*Dataset items:*
_ _ _
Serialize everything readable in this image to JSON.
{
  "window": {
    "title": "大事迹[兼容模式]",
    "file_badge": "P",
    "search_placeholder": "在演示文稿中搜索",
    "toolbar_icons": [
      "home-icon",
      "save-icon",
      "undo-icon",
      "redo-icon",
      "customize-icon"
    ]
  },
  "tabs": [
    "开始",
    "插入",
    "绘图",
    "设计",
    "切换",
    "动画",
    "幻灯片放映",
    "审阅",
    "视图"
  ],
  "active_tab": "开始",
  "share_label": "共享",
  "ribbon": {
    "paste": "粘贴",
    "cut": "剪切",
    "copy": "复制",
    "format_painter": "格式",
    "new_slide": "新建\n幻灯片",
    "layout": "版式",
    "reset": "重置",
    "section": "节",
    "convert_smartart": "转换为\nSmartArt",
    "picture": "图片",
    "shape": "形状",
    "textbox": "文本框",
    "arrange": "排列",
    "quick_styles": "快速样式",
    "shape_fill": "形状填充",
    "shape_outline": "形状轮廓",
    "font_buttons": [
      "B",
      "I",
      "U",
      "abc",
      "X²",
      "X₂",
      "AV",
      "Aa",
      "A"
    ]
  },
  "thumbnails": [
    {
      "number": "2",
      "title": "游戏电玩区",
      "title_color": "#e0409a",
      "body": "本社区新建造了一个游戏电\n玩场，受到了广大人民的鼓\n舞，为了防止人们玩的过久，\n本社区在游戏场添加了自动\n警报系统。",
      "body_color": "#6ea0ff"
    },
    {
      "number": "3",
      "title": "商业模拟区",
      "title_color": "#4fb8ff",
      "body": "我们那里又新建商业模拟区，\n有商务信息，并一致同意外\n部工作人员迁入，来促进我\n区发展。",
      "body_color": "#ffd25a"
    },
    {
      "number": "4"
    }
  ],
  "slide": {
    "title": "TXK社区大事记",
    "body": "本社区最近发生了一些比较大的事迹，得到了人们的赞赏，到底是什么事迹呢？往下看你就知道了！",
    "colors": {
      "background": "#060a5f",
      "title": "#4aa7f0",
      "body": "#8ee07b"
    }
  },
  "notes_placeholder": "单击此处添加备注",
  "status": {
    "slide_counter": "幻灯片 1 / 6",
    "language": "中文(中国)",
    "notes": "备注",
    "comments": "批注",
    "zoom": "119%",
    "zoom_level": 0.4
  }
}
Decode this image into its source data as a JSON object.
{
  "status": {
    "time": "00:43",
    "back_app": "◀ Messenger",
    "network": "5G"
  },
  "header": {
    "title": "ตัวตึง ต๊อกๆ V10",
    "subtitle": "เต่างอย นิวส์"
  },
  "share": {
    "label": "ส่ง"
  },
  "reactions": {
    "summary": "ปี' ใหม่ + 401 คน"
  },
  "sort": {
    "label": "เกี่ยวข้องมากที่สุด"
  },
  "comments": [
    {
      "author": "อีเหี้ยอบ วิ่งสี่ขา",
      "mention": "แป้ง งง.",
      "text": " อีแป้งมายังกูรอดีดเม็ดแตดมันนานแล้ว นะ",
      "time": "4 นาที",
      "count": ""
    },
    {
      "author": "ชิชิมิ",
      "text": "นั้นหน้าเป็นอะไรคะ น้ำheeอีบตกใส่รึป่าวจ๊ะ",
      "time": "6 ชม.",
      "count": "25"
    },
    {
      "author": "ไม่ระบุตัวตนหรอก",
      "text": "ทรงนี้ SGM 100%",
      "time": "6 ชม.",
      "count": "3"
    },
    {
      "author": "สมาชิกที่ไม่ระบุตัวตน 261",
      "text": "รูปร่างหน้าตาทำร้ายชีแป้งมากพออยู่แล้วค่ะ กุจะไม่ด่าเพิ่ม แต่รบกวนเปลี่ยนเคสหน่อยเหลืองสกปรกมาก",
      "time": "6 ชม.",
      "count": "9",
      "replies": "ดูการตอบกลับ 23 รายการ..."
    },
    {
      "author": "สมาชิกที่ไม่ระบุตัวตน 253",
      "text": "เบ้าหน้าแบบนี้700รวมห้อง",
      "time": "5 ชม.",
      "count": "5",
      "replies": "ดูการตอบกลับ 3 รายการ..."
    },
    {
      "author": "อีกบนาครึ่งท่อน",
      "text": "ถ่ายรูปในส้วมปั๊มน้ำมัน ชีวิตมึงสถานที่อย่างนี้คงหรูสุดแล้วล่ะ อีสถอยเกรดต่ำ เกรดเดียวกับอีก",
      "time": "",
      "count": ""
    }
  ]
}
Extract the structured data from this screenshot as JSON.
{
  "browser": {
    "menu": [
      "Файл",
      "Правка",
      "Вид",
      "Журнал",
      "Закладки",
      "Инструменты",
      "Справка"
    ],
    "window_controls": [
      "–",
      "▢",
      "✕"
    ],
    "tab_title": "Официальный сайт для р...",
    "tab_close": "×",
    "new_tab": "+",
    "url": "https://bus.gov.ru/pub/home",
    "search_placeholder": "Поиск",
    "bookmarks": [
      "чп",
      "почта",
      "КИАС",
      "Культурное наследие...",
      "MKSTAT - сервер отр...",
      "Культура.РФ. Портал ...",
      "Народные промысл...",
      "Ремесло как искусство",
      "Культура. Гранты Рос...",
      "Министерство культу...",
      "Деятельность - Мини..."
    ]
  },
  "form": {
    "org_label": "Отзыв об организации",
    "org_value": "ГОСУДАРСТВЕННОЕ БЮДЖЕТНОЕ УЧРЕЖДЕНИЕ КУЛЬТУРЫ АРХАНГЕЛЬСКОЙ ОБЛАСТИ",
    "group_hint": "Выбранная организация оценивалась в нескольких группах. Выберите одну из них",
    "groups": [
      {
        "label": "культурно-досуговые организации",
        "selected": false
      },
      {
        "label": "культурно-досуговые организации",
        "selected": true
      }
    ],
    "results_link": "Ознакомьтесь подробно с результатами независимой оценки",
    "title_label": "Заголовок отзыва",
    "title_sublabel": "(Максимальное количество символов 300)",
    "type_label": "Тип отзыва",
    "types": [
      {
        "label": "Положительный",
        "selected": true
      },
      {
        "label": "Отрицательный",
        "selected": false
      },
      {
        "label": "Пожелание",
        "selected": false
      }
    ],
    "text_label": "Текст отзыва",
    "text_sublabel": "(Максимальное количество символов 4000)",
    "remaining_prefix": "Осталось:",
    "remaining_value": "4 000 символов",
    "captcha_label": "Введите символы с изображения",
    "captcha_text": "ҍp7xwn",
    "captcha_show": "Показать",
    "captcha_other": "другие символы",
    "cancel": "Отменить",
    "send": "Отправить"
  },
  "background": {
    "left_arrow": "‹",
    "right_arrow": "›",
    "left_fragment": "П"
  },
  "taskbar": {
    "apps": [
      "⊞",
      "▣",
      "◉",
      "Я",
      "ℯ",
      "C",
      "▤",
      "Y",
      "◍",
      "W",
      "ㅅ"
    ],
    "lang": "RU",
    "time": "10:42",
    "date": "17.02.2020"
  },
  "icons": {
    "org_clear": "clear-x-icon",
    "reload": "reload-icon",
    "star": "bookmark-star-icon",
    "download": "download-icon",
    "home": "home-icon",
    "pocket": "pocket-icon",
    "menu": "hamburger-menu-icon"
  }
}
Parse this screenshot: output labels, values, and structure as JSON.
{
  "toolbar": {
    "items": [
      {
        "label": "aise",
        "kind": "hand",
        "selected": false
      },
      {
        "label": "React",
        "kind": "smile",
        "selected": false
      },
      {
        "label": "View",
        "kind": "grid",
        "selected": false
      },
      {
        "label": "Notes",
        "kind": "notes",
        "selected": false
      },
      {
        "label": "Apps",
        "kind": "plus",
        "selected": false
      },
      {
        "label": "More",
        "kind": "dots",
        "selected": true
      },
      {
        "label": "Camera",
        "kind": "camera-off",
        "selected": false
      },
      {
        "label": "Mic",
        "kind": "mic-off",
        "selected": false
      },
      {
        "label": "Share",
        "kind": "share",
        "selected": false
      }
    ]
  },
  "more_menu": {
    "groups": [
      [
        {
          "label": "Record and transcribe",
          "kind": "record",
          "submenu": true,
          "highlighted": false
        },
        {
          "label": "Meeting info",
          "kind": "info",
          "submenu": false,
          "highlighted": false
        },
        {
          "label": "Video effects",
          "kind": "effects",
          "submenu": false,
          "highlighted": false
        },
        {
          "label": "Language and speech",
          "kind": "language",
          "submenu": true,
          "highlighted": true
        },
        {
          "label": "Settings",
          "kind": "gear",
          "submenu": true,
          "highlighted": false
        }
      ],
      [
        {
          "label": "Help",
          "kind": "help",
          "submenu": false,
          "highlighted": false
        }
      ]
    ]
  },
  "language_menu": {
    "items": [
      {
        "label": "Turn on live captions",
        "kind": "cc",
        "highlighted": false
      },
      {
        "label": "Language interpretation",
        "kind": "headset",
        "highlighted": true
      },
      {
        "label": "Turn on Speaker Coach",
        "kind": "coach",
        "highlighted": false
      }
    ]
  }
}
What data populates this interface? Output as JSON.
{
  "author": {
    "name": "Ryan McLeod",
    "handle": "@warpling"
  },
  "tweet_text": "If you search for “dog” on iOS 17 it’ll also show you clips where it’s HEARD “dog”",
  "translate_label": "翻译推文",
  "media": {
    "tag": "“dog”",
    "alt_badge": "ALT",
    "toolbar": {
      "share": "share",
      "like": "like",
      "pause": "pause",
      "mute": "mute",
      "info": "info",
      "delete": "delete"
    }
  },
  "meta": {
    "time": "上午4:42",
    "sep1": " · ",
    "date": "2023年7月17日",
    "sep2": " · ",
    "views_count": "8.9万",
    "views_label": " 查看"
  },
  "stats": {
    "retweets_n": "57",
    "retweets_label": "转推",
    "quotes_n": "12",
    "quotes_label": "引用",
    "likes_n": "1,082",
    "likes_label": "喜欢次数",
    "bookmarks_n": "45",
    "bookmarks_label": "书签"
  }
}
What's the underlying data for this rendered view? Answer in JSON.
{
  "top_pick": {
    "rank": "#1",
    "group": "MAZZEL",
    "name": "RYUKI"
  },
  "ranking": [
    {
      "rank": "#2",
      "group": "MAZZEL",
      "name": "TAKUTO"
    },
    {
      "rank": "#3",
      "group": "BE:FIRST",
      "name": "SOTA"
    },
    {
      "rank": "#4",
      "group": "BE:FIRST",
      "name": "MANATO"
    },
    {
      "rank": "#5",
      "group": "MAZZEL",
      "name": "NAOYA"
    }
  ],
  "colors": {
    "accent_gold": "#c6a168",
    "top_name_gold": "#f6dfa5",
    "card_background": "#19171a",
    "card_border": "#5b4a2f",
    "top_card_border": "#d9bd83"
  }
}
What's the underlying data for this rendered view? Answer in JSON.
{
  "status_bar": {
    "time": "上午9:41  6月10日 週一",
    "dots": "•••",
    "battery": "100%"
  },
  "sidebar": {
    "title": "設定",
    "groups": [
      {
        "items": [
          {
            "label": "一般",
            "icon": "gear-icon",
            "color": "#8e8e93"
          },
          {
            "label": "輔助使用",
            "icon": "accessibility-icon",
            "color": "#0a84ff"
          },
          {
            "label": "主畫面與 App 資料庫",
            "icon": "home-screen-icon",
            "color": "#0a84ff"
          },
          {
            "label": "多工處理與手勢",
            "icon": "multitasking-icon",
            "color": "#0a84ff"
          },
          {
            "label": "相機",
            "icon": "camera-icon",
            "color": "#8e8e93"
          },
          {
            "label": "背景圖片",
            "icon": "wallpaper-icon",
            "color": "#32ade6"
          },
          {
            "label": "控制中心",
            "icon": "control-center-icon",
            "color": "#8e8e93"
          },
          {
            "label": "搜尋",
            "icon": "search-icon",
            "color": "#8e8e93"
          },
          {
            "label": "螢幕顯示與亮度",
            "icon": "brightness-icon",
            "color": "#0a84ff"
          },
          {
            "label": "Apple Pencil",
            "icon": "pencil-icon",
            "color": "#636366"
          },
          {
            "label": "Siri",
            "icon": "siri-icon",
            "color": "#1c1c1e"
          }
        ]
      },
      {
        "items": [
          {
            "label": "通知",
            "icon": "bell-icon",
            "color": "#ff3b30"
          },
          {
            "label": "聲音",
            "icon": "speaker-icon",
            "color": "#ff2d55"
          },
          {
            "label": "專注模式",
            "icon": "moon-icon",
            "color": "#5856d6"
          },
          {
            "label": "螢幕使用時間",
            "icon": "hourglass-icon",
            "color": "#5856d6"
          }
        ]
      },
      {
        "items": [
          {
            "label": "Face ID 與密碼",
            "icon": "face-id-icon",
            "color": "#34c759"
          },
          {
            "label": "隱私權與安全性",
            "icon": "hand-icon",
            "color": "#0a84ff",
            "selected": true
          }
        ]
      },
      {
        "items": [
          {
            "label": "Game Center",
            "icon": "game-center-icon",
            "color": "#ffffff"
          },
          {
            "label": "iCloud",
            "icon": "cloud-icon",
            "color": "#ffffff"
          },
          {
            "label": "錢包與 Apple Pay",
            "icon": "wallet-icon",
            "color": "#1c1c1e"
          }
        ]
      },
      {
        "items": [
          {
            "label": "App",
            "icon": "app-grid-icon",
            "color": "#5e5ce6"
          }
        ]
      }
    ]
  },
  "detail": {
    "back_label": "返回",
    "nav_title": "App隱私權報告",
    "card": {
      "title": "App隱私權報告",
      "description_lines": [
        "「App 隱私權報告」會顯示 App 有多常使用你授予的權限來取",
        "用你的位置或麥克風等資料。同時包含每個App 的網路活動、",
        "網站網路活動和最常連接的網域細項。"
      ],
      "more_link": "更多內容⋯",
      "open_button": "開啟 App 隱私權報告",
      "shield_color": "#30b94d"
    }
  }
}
_ _ _
*WHAT IS EXPECTED:*
Copy out every line from the material above in which the word "Apple" appears.

*SOLUTION BELOW:*
            "label": "Apple Pencil",
            "label": "錢包與 Apple Pay",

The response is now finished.